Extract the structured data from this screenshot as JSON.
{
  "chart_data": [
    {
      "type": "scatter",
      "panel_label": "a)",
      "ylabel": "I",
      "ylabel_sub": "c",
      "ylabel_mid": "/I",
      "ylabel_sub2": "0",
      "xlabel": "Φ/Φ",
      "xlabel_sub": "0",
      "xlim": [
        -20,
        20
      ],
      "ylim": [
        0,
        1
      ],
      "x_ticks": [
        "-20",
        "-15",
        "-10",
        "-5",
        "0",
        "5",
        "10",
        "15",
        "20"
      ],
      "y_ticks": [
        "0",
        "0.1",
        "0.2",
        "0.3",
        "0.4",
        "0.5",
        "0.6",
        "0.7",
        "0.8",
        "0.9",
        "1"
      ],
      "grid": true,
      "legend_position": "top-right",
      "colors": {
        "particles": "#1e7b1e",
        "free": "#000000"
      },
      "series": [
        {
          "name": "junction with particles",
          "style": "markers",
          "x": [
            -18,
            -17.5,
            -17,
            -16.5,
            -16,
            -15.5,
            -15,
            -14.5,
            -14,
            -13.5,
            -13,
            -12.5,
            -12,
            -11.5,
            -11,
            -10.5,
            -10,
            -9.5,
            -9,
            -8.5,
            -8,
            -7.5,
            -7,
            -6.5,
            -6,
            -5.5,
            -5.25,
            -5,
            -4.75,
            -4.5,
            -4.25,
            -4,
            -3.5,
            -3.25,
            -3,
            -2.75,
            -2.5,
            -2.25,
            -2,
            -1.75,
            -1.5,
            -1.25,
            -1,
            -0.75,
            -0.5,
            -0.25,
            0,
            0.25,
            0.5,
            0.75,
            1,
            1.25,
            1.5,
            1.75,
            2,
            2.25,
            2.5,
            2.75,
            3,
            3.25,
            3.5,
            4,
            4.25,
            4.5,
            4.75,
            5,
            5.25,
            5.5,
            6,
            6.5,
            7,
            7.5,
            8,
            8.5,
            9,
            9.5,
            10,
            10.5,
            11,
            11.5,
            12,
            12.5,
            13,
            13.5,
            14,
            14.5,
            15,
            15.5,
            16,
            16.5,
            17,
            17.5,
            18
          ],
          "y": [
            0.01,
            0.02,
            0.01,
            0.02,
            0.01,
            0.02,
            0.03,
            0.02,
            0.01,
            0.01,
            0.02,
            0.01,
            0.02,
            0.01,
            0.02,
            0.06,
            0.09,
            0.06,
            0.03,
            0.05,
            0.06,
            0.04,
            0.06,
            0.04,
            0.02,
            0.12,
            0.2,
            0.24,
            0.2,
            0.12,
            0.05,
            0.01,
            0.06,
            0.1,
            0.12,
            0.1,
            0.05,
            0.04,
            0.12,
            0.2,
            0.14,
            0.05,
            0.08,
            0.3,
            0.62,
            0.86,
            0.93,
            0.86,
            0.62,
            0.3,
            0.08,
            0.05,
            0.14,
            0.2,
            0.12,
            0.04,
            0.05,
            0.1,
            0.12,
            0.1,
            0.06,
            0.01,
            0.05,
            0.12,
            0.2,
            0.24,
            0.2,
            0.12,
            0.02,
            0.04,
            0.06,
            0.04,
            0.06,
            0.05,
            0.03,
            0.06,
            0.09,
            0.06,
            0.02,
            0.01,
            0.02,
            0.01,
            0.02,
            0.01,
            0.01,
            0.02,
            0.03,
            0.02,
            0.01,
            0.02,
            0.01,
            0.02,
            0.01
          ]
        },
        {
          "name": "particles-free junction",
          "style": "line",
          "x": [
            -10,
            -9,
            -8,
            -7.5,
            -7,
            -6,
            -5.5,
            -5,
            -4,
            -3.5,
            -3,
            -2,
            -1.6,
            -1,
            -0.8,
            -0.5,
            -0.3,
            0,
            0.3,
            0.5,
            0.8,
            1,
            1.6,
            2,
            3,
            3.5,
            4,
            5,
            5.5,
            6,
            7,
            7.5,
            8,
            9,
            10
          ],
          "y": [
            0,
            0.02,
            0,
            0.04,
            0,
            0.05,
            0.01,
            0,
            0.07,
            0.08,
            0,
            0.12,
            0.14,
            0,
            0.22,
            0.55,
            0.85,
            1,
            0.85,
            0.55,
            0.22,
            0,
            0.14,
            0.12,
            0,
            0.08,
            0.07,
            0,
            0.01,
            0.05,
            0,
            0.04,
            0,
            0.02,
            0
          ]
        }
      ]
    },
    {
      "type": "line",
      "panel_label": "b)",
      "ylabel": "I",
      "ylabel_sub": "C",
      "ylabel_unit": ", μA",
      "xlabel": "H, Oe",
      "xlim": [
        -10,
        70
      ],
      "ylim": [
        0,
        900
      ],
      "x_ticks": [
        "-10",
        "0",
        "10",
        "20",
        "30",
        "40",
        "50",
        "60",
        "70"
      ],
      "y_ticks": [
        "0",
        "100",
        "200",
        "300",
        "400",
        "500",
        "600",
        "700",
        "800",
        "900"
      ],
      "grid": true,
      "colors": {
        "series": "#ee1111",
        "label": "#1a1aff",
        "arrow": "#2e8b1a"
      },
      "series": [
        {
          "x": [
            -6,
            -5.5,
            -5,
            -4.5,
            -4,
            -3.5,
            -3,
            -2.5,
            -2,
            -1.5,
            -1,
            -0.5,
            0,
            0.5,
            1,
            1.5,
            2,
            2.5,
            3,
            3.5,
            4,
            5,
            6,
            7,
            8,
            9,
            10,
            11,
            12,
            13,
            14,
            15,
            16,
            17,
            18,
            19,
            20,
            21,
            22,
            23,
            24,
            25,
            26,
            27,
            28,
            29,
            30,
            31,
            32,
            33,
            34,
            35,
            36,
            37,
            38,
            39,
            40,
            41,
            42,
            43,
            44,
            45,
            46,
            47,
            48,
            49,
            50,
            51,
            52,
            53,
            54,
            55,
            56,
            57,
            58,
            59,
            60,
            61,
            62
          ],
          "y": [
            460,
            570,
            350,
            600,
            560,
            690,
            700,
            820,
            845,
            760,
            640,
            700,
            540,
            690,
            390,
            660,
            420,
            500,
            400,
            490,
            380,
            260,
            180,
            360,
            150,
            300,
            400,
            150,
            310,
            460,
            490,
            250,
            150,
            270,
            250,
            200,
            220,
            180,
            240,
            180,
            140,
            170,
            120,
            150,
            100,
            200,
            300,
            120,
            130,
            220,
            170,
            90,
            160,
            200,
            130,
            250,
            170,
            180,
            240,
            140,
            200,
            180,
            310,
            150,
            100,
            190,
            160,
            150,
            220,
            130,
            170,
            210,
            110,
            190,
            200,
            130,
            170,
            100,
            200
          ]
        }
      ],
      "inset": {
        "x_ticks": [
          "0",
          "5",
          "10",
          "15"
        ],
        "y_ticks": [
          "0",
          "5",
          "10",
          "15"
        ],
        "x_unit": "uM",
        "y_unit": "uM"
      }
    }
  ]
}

WHAT YOU WILL DO: Repeat every record, keeping each word and mark exactly as it is.

SOLUTION:
Extract the structured data from this screenshot as JSON.
{
  "chart_data": [
    {
      "type": "scatter",
      "panel_label": "a)",
      "ylabel": "I",
      "ylabel_sub": "c",
      "ylabel_mid": "/I",
      "ylabel_sub2": "0",
      "xlabel": "Φ/Φ",
      "xlabel_sub": "0",
      "xlim": [
        -20,
        20
      ],
      "ylim": [
        0,
        1
      ],
      "x_ticks": [
        "-20",
        "-15",
        "-10",
        "-5",
        "0",
        "5",
        "10",
        "15",
        "20"
      ],
      "y_ticks": [
        "0",
        "0.1",
        "0.2",
        "0.3",
        "0.4",
        "0.5",
        "0.6",
        "0.7",
        "0.8",
        "0.9",
        "1"
      ],
      "grid": true,
      "legend_position": "top-right",
      "colors": {
        "particles": "#1e7b1e",
        "free": "#000000"
      },
      "series": [
        {
          "name": "junction with particles",
          "style": "markers",
          "x": [
            -18,
            -17.5,
            -17,
            -16.5,
            -16,
            -15.5,
            -15,
            -14.5,
            -14,
            -13.5,
            -13,
            -12.5,
            -12,
            -11.5,
            -11,
            -10.5,
            -10,
            -9.5,
            -9,
            -8.5,
            -8,
            -7.5,
            -7,
            -6.5,
            -6,
            -5.5,
            -5.25,
            -5,
            -4.75,
            -4.5,
            -4.25,
            -4,
            -3.5,
            -3.25,
            -3,
            -2.75,
            -2.5,
            -2.25,
            -2,
            -1.75,
            -1.5,
            -1.25,
            -1,
            -0.75,
            -0.5,
            -0.25,
            0,
            0.25,
            0.5,
            0.75,
            1,
            1.25,
            1.5,
            1.75,
            2,
            2.25,
            2.5,
            2.75,
            3,
            3.25,
            3.5,
            4,
            4.25,
            4.5,
            4.75,
            5,
            5.25,
            5.5,
            6,
            6.5,
            7,
            7.5,
            8,
            8.5,
            9,
            9.5,
            10,
            10.5,
            11,
            11.5,
            12,
            12.5,
            13,
            13.5,
            14,
            14.5,
            15,
            15.5,
            16,
            16.5,
            17,
            17.5,
            18
          ],
          "y": [
            0.01,
            0.02,
            0.01,
            0.02,
            0.01,
            0.02,
            0.03,
            0.02,
            0.01,
            0.01,
            0.02,
            0.01,
            0.02,
            0.01,
            0.02,
            0.06,
            0.09,
            0.06,
            0.03,
            0.05,
            0.06,
            0.04,
            0.06,
            0.04,
            0.02,
            0.12,
            0.2,
            0.24,
            0.2,
            0.12,
            0.05,
            0.01,
            0.06,
            0.1,
            0.12,
            0.1,
            0.05,
            0.04,
            0.12,
            0.2,
            0.14,
            0.05,
            0.08,
            0.3,
            0.62,
            0.86,
            0.93,
            0.86,
            0.62,
            0.3,
            0.08,
            0.05,
            0.14,
            0.2,
            0.12,
            0.04,
            0.05,
            0.1,
            0.12,
            0.1,
            0.06,
            0.01,
            0.05,
            0.12,
            0.2,
            0.24,
            0.2,
            0.12,
            0.02,
            0.04,
            0.06,
            0.04,
            0.06,
            0.05,
            0.03,
            0.06,
            0.09,
            0.06,
            0.02,
            0.01,
            0.02,
            0.01,
            0.02,
            0.01,
            0.01,
            0.02,
            0.03,
            0.02,
            0.01,
            0.02,
            0.01,
            0.02,
            0.01
          ]
        },
        {
          "name": "particles-free junction",
          "style": "line",
          "x": [
            -10,
            -9,
            -8,
            -7.5,
            -7,
            -6,
            -5.5,
            -5,
            -4,
            -3.5,
            -3,
            -2,
            -1.6,
            -1,
            -0.8,
            -0.5,
            -0.3,
            0,
            0.3,
            0.5,
            0.8,
            1,
            1.6,
            2,
            3,
            3.5,
            4,
            5,
            5.5,
            6,
            7,
            7.5,
            8,
            9,
            10
          ],
          "y": [
            0,
            0.02,
            0,
            0.04,
            0,
            0.05,
            0.01,
            0,
            0.07,
            0.08,
            0,
            0.12,
            0.14,
            0,
            0.22,
            0.55,
            0.85,
            1,
            0.85,
            0.55,
            0.22,
            0,
            0.14,
            0.12,
            0,
            0.08,
            0.07,
            0,
            0.01,
            0.05,
            0,
            0.04,
            0,
            0.02,
            0
          ]
        }
      ]
    },
    {
      "type": "line",
      "panel_label": "b)",
      "ylabel": "I",
      "ylabel_sub": "C",
      "ylabel_unit": ", μA",
      "xlabel": "H, Oe",
      "xlim": [
        -10,
        70
      ],
      "ylim": [
        0,
        900
      ],
      "x_ticks": [
        "-10",
        "0",
        "10",
        "20",
        "30",
        "40",
        "50",
        "60",
        "70"
      ],
      "y_ticks": [
        "0",
        "100",
        "200",
        "300",
        "400",
        "500",
        "600",
        "700",
        "800",
        "900"
      ],
      "grid": true,
      "colors": {
        "series": "#ee1111",
        "label": "#1a1aff",
        "arrow": "#2e8b1a"
      },
      "series": [
        {
          "x": [
            -6,
            -5.5,
            -5,
            -4.5,
            -4,
            -3.5,
            -3,
            -2.5,
            -2,
            -1.5,
            -1,
            -0.5,
            0,
            0.5,
            1,
            1.5,
            2,
            2.5,
            3,
            3.5,
            4,
            5,
            6,
            7,
            8,
            9,
            10,
            11,
            12,
            13,
            14,
            15,
            16,
            17,
            18,
            19,
            20,
            21,
            22,
            23,
            24,
            25,
            26,
            27,
            28,
            29,
            30,
            31,
            32,
            33,
            34,
            35,
            36,
            37,
            38,
            39,
            40,
            41,
            42,
            43,
            44,
            45,
            46,
            47,
            48,
            49,
            50,
            51,
            52,
            53,
            54,
            55,
            56,
            57,
            58,
            59,
            60,
            61,
            62
          ],
          "y": [
            460,
            570,
            350,
            600,
            560,
            690,
            700,
            820,
            845,
            760,
            640,
            700,
            540,
            690,
            390,
            660,
            420,
            500,
            400,
            490,
            380,
            260,
            180,
            360,
            150,
            300,
            400,
            150,
            310,
            460,
            490,
            250,
            150,
            270,
            250,
            200,
            220,
            180,
            240,
            180,
            140,
            170,
            120,
            150,
            100,
            200,
            300,
            120,
            130,
            220,
            170,
            90,
            160,
            200,
            130,
            250,
            170,
            180,
            240,
            140,
            200,
            180,
            310,
            150,
            100,
            190,
            160,
            150,
            220,
            130,
            170,
            210,
            110,
            190,
            200,
            130,
            170,
            100,
            200
          ]
        }
      ],
      "inset": {
        "x_ticks": [
          "0",
          "5",
          "10",
          "15"
        ],
        "y_ticks": [
          "0",
          "5",
          "10",
          "15"
        ],
        "x_unit": "uM",
        "y_unit": "uM"
      }
    }
  ]
}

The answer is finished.